| Problem requirements |
Repeat the material exactly as it appears.

| The input |
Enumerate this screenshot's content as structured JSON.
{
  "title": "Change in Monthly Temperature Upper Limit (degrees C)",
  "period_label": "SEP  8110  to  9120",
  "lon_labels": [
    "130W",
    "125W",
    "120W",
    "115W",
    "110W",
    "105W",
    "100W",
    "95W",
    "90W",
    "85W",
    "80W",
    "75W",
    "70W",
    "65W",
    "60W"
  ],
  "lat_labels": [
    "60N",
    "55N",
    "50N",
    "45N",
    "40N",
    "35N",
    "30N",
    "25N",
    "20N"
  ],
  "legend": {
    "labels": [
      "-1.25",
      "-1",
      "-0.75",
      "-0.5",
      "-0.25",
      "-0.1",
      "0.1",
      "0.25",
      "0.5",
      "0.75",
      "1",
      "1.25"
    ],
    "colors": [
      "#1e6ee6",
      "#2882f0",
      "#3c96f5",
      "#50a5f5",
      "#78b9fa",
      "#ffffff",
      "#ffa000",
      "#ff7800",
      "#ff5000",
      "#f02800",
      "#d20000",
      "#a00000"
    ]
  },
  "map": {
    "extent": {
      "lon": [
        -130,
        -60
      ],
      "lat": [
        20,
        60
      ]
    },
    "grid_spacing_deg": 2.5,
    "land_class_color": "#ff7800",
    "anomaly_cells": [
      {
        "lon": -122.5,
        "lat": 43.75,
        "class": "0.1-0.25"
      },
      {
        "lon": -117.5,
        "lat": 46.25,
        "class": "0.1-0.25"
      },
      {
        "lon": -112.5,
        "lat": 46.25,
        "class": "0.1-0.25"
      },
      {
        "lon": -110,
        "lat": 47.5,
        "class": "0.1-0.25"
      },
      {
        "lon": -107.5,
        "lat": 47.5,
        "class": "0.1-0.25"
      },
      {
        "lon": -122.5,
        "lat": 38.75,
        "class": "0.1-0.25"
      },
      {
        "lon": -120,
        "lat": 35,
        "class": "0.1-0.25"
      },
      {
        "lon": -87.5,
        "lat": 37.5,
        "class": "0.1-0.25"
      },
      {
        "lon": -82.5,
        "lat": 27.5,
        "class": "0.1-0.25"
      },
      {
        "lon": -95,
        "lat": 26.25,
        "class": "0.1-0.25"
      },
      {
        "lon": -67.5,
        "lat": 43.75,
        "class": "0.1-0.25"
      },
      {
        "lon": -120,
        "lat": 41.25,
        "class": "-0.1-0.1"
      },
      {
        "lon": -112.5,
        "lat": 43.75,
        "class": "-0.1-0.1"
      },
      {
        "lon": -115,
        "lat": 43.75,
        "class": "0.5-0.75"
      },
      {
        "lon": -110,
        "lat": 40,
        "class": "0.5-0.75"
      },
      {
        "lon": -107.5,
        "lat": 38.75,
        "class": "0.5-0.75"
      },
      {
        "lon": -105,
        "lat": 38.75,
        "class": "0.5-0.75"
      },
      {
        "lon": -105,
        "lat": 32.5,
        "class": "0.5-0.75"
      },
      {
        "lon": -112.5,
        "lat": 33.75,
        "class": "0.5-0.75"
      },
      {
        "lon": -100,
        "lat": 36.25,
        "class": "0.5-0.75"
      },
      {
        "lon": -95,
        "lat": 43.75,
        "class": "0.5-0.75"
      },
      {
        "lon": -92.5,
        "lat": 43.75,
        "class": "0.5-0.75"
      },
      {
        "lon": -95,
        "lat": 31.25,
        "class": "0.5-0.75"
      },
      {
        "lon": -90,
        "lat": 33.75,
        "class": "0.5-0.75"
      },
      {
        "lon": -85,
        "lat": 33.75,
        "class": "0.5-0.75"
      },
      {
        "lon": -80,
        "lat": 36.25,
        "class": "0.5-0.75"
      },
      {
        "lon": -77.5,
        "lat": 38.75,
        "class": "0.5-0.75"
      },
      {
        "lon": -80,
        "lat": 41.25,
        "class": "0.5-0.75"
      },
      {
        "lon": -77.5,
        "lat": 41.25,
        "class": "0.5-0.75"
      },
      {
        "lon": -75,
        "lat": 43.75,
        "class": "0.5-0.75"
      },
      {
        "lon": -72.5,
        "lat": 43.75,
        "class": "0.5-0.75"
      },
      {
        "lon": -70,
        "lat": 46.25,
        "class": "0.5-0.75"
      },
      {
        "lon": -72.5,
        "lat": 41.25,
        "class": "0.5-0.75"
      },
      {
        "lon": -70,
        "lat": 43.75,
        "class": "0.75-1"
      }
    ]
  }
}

| Answer |
Enumerate this screenshot's content as structured JSON.
{
  "title": "Change in Monthly Temperature Upper Limit (degrees C)",
  "period_label": "SEP  8110  to  9120",
  "lon_labels": [
    "130W",
    "125W",
    "120W",
    "115W",
    "110W",
    "105W",
    "100W",
    "95W",
    "90W",
    "85W",
    "80W",
    "75W",
    "70W",
    "65W",
    "60W"
  ],
  "lat_labels": [
    "60N",
    "55N",
    "50N",
    "45N",
    "40N",
    "35N",
    "30N",
    "25N",
    "20N"
  ],
  "legend": {
    "labels": [
      "-1.25",
      "-1",
      "-0.75",
      "-0.5",
      "-0.25",
      "-0.1",
      "0.1",
      "0.25",
      "0.5",
      "0.75",
      "1",
      "1.25"
    ],
    "colors": [
      "#1e6ee6",
      "#2882f0",
      "#3c96f5",
      "#50a5f5",
      "#78b9fa",
      "#ffffff",
      "#ffa000",
      "#ff7800",
      "#ff5000",
      "#f02800",
      "#d20000",
      "#a00000"
    ]
  },
  "map": {
    "extent": {
      "lon": [
        -130,
        -60
      ],
      "lat": [
        20,
        60
      ]
    },
    "grid_spacing_deg": 2.5,
    "land_class_color": "#ff7800",
    "anomaly_cells": [
      {
        "lon": -122.5,
        "lat": 43.75,
        "class": "0.1-0.25"
      },
      {
        "lon": -117.5,
        "lat": 46.25,
        "class": "0.1-0.25"
      },
      {
        "lon": -112.5,
        "lat": 46.25,
        "class": "0.1-0.25"
      },
      {
        "lon": -110,
        "lat": 47.5,
        "class": "0.1-0.25"
      },
      {
        "lon": -107.5,
        "lat": 47.5,
        "class": "0.1-0.25"
      },
      {
        "lon": -122.5,
        "lat": 38.75,
        "class": "0.1-0.25"
      },
      {
        "lon": -120,
        "lat": 35,
        "class": "0.1-0.25"
      },
      {
        "lon": -87.5,
        "lat": 37.5,
        "class": "0.1-0.25"
      },
      {
        "lon": -82.5,
        "lat": 27.5,
        "class": "0.1-0.25"
      },
      {
        "lon": -95,
        "lat": 26.25,
        "class": "0.1-0.25"
      },
      {
        "lon": -67.5,
        "lat": 43.75,
        "class": "0.1-0.25"
      },
      {
        "lon": -120,
        "lat": 41.25,
        "class": "-0.1-0.1"
      },
      {
        "lon": -112.5,
        "lat": 43.75,
        "class": "-0.1-0.1"
      },
      {
        "lon": -115,
        "lat": 43.75,
        "class": "0.5-0.75"
      },
      {
        "lon": -110,
        "lat": 40,
        "class": "0.5-0.75"
      },
      {
        "lon": -107.5,
        "lat": 38.75,
        "class": "0.5-0.75"
      },
      {
        "lon": -105,
        "lat": 38.75,
        "class": "0.5-0.75"
      },
      {
        "lon": -105,
        "lat": 32.5,
        "class": "0.5-0.75"
      },
      {
        "lon": -112.5,
        "lat": 33.75,
        "class": "0.5-0.75"
      },
      {
        "lon": -100,
        "lat": 36.25,
        "class": "0.5-0.75"
      },
      {
        "lon": -95,
        "lat": 43.75,
        "class": "0.5-0.75"
      },
      {
        "lon": -92.5,
        "lat": 43.75,
        "class": "0.5-0.75"
      },
      {
        "lon": -95,
        "lat": 31.25,
        "class": "0.5-0.75"
      },
      {
        "lon": -90,
        "lat": 33.75,
        "class": "0.5-0.75"
      },
      {
        "lon": -85,
        "lat": 33.75,
        "class": "0.5-0.75"
      },
      {
        "lon": -80,
        "lat": 36.25,
        "class": "0.5-0.75"
      },
      {
        "lon": -77.5,
        "lat": 38.75,
        "class": "0.5-0.75"
      },
      {
        "lon": -80,
        "lat": 41.25,
        "class": "0.5-0.75"
      },
      {
        "lon": -77.5,
        "lat": 41.25,
        "class": "0.5-0.75"
      },
      {
        "lon": -75,
        "lat": 43.75,
        "class": "0.5-0.75"
      },
      {
        "lon": -72.5,
        "lat": 43.75,
        "class": "0.5-0.75"
      },
      {
        "lon": -70,
        "lat": 46.25,
        "class": "0.5-0.75"
      },
      {
        "lon": -72.5,
        "lat": 41.25,
        "class": "0.5-0.75"
      },
      {
        "lon": -70,
        "lat": 43.75,
        "class": "0.75-1"
      }
    ]
  }
}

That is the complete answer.